**EXERCISE GOAL:**
According to the text on knowledge graphs below, when did Google launch its version of a knowledge graph? Please answer briefly.

Graphs

Our Earth Digital Twin will be modeled on a knowledge graph. Knowledge graphs are a collection of interlinked descriptions of entities and objects. While the standalone objects are important themselves, it is from understanding the relationships between those objects that provide the most useful insights which makes the knowledge graph so powerful.

Google launched its version of a knowledge graph in May 2012 which allows Google to improve the relevance and accuracy of its search results greatly. It goes beyond simply matching keywords to queries and instead delivers results that better understand real-world entities and their relationships to one another.

Facebook also uses a knowledge graph to improve its search function by connecting relationships among its users through the information it collects about objects such as the music, movies, celebrities and places that interest its users. 

Netflix uses knowledge graphs to arrange information on its huge catalog of content, inferring links between TV shows, movies and directors and actors. The knowledge graph then helps infer what users might like to watch next, and promote the binge watch business model.

Siemens uses knowledge graphs to construct models of the data it produces and stores and employ it for risk management and process monitoring applications. They also use knowledge graphs to build digital twins which is a simulated form of real world systems and use the graph to design, prototype and train. Knowledge graphs are also being used in financial sectors for monitoring fraudulent transactions and for tasks such as investment analytics and marketing.

Due to their rapidly growing scale, the storage and maintenance of most real world knowledge graphs is becoming challenging. By May 2020, the Google knowledge graph had over 500 billion facts on 5 billion entities.

To deal with large scale knowledge graphs, the AI community has been using machine learning, not only to quickly build and structure knowledge graphs, but also to infer links between data points that would not be noticed otherwise. However, machine learning is also getting benefits from knowledge graphs to more deeply understand data such as text, video and audio that cannot be fitted well into the relational database.

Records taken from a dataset
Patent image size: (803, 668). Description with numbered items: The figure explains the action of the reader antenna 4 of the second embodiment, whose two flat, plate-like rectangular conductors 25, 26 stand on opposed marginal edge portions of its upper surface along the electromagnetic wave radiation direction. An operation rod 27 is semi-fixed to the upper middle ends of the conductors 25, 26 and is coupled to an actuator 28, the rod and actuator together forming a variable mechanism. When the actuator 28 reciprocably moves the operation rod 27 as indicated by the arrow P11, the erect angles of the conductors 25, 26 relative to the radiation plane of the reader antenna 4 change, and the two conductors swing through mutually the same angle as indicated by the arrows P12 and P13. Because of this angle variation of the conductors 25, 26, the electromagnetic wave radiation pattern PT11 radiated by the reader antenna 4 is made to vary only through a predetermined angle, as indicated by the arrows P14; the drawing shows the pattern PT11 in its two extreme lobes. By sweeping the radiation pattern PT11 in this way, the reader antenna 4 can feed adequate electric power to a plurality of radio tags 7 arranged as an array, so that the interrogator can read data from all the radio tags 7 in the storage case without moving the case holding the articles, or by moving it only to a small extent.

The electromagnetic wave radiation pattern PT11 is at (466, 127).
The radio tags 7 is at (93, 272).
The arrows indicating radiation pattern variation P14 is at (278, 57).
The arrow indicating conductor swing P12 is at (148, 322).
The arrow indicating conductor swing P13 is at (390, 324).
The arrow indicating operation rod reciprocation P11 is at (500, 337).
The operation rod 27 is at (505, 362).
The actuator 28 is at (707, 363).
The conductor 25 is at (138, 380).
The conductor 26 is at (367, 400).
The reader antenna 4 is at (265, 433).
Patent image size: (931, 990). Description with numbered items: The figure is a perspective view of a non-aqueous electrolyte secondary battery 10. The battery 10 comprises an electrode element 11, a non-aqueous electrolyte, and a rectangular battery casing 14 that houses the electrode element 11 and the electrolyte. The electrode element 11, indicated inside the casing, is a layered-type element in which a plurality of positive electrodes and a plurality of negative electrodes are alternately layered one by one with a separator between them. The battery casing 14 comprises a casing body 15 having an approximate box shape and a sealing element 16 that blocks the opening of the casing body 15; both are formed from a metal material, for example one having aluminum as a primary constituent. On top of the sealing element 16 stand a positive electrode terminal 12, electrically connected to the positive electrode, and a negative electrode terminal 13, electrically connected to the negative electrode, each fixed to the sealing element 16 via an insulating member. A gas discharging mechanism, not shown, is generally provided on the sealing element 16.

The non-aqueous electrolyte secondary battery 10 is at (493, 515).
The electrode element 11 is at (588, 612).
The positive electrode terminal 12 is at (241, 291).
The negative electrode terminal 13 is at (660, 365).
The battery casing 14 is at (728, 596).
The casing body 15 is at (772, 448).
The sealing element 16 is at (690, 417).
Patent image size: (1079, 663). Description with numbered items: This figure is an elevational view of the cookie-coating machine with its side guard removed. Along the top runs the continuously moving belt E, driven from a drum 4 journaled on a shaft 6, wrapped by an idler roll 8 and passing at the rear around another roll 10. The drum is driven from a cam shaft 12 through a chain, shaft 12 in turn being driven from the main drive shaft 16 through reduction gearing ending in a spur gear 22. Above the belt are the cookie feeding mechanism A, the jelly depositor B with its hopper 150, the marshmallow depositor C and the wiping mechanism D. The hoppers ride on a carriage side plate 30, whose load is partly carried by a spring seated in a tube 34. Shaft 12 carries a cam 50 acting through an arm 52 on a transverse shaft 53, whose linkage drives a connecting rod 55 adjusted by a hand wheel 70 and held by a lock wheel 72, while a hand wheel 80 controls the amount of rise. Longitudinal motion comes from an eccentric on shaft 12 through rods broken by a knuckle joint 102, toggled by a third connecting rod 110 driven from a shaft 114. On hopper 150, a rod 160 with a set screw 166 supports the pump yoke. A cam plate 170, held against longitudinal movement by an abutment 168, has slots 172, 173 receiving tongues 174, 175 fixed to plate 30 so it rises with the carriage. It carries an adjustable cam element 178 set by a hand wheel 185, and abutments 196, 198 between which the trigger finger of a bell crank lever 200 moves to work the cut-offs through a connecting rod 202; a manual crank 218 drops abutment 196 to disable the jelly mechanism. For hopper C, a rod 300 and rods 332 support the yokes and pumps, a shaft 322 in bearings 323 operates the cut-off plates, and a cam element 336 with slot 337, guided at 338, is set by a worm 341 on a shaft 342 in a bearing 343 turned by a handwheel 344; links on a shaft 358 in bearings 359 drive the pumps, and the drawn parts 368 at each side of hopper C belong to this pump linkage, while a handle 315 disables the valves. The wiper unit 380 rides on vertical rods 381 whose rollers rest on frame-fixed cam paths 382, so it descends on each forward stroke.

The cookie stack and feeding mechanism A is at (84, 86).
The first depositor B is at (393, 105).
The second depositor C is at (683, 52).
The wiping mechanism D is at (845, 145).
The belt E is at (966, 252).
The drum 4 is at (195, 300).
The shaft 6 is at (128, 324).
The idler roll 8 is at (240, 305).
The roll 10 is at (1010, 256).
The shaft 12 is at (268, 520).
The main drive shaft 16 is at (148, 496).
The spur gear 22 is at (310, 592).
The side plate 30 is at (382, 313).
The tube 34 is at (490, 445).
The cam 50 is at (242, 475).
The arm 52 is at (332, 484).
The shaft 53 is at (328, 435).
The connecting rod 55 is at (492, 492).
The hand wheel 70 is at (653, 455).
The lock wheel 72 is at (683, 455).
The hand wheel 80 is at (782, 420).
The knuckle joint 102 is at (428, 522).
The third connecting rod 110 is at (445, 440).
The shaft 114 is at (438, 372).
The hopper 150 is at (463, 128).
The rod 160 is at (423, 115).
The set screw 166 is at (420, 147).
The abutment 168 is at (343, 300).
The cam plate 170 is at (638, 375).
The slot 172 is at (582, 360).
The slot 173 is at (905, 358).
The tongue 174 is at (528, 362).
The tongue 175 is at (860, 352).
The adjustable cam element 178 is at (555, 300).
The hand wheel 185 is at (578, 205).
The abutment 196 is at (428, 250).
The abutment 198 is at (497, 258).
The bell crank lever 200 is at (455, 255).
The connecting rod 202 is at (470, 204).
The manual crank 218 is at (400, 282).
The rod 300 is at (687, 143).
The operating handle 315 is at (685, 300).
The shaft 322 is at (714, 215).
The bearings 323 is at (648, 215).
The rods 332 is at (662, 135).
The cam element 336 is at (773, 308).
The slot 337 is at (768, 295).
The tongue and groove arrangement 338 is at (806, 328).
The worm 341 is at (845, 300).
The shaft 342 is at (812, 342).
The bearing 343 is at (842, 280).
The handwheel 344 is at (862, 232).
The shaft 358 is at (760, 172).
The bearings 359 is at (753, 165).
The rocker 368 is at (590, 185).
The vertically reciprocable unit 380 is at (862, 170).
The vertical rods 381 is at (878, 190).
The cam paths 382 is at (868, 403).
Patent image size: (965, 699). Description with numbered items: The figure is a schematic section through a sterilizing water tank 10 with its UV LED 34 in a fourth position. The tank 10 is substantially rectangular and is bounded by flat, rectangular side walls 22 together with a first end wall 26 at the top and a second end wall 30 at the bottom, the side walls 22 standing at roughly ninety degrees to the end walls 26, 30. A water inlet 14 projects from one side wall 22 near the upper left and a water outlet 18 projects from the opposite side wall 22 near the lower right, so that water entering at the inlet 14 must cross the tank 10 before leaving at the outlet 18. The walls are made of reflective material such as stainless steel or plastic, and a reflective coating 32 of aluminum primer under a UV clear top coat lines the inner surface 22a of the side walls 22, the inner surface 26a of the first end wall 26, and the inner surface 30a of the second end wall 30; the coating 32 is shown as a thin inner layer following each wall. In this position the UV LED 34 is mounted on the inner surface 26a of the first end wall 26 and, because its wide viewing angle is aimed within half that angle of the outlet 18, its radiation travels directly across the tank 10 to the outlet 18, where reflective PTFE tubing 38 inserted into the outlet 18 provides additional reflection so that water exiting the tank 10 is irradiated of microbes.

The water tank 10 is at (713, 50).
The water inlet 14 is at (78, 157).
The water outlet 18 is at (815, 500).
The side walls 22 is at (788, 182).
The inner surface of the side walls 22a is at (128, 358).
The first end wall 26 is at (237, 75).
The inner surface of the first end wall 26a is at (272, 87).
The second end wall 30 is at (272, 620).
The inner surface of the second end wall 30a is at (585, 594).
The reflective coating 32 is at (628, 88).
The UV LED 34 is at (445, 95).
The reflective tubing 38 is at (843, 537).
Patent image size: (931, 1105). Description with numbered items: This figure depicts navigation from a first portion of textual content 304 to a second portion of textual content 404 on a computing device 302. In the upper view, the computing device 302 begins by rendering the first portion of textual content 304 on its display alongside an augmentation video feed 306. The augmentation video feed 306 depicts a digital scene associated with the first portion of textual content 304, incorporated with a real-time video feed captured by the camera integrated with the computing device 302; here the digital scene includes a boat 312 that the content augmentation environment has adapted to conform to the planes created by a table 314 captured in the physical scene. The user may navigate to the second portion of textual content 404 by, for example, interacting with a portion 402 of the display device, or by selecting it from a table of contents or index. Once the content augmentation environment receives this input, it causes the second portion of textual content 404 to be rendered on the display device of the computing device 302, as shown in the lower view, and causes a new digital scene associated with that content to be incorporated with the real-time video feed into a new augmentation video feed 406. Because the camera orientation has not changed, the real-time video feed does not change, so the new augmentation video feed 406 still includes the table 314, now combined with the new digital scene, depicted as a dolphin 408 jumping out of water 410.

**SOLUTION TO THE EXERCISE:**
May 2012.